▶ _Short exercise_: Set down each of the lines below as it stands, keeping every character, number and line in place.

+-------+

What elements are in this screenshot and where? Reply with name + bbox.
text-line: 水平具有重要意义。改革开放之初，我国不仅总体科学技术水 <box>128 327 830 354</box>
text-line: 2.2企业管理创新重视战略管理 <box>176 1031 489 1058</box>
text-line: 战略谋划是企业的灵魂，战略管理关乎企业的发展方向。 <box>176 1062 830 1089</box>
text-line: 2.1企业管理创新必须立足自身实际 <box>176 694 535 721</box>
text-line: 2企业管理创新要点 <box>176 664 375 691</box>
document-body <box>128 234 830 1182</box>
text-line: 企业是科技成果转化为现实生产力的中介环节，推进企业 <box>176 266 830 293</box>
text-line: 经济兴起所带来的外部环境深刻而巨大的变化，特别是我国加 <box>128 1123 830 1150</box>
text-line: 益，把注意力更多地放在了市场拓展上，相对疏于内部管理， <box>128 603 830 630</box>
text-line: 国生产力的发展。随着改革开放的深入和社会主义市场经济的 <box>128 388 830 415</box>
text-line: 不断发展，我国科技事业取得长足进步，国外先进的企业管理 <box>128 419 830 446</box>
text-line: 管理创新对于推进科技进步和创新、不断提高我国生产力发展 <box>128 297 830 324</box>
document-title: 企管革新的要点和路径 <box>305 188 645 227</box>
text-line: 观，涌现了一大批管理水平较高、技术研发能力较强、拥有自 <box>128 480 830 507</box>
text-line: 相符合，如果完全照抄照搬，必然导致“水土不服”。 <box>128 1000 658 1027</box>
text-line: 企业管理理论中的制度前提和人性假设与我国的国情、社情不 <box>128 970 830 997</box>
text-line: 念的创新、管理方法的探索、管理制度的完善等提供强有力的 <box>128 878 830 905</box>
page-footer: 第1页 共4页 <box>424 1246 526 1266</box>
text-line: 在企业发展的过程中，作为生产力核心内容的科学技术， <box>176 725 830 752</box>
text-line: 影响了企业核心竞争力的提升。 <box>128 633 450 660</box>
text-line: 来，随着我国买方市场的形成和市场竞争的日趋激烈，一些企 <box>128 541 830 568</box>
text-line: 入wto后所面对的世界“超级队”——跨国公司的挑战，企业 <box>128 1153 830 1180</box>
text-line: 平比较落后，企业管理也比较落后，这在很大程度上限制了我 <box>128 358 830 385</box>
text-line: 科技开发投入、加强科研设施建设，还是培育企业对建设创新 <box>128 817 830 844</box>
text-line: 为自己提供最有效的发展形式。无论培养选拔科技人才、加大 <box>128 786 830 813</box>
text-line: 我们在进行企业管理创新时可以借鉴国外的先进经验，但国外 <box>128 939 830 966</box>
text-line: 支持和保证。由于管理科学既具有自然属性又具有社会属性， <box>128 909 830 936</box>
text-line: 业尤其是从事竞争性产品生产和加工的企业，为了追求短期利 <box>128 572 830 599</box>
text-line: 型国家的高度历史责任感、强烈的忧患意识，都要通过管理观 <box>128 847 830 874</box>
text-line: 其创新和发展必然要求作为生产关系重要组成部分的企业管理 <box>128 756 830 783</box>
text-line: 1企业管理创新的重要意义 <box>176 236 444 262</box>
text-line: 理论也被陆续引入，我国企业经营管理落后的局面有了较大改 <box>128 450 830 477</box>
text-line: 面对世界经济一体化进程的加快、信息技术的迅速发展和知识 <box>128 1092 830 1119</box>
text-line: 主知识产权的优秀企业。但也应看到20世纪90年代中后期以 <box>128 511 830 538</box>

+-------+

▶ _Reply to the exercise_:
What elements are in this screenshot and where? Reply with name + bbox.
text-line: 水平具有重要意义。改革开放之初，我国不仅总体科学技术水 <box>128 327 830 354</box>
text-line: 2.2企业管理创新重视战略管理 <box>176 1031 489 1058</box>
text-line: 战略谋划是企业的灵魂，战略管理关乎企业的发展方向。 <box>176 1062 830 1089</box>
text-line: 2.1企业管理创新必须立足自身实际 <box>176 694 535 721</box>
text-line: 2企业管理创新要点 <box>176 664 375 691</box>
document-body <box>128 234 830 1182</box>
text-line: 企业是科技成果转化为现实生产力的中介环节，推进企业 <box>176 266 830 293</box>
text-line: 经济兴起所带来的外部环境深刻而巨大的变化，特别是我国加 <box>128 1123 830 1150</box>
text-line: 益，把注意力更多地放在了市场拓展上，相对疏于内部管理， <box>128 603 830 630</box>
text-line: 国生产力的发展。随着改革开放的深入和社会主义市场经济的 <box>128 388 830 415</box>
text-line: 不断发展，我国科技事业取得长足进步，国外先进的企业管理 <box>128 419 830 446</box>
text-line: 管理创新对于推进科技进步和创新、不断提高我国生产力发展 <box>128 297 830 324</box>
document-title: 企管革新的要点和路径 <box>305 188 645 227</box>
text-line: 观，涌现了一大批管理水平较高、技术研发能力较强、拥有自 <box>128 480 830 507</box>
text-line: 相符合，如果完全照抄照搬，必然导致“水土不服”。 <box>128 1000 658 1027</box>
text-line: 企业管理理论中的制度前提和人性假设与我国的国情、社情不 <box>128 970 830 997</box>
text-line: 念的创新、管理方法的探索、管理制度的完善等提供强有力的 <box>128 878 830 905</box>
page-footer: 第1页 共4页 <box>424 1246 526 1266</box>
text-line: 在企业发展的过程中，作为生产力核心内容的科学技术， <box>176 725 830 752</box>
text-line: 影响了企业核心竞争力的提升。 <box>128 633 450 660</box>
text-line: 来，随着我国买方市场的形成和市场竞争的日趋激烈，一些企 <box>128 541 830 568</box>
text-line: 入wto后所面对的世界“超级队”——跨国公司的挑战，企业 <box>128 1153 830 1180</box>
text-line: 平比较落后，企业管理也比较落后，这在很大程度上限制了我 <box>128 358 830 385</box>
text-line: 科技开发投入、加强科研设施建设，还是培育企业对建设创新 <box>128 817 830 844</box>
text-line: 为自己提供最有效的发展形式。无论培养选拔科技人才、加大 <box>128 786 830 813</box>
text-line: 我们在进行企业管理创新时可以借鉴国外的先进经验，但国外 <box>128 939 830 966</box>
text-line: 支持和保证。由于管理科学既具有自然属性又具有社会属性， <box>128 909 830 936</box>
text-line: 业尤其是从事竞争性产品生产和加工的企业，为了追求短期利 <box>128 572 830 599</box>
text-line: 型国家的高度历史责任感、强烈的忧患意识，都要通过管理观 <box>128 847 830 874</box>
text-line: 其创新和发展必然要求作为生产关系重要组成部分的企业管理 <box>128 756 830 783</box>
text-line: 1企业管理创新的重要意义 <box>176 236 444 262</box>
text-line: 理论也被陆续引入，我国企业经营管理落后的局面有了较大改 <box>128 450 830 477</box>
text-line: 面对世界经济一体化进程的加快、信息技术的迅速发展和知识 <box>128 1092 830 1119</box>
text-line: 主知识产权的优秀企业。但也应看到20世纪90年代中后期以 <box>128 511 830 538</box>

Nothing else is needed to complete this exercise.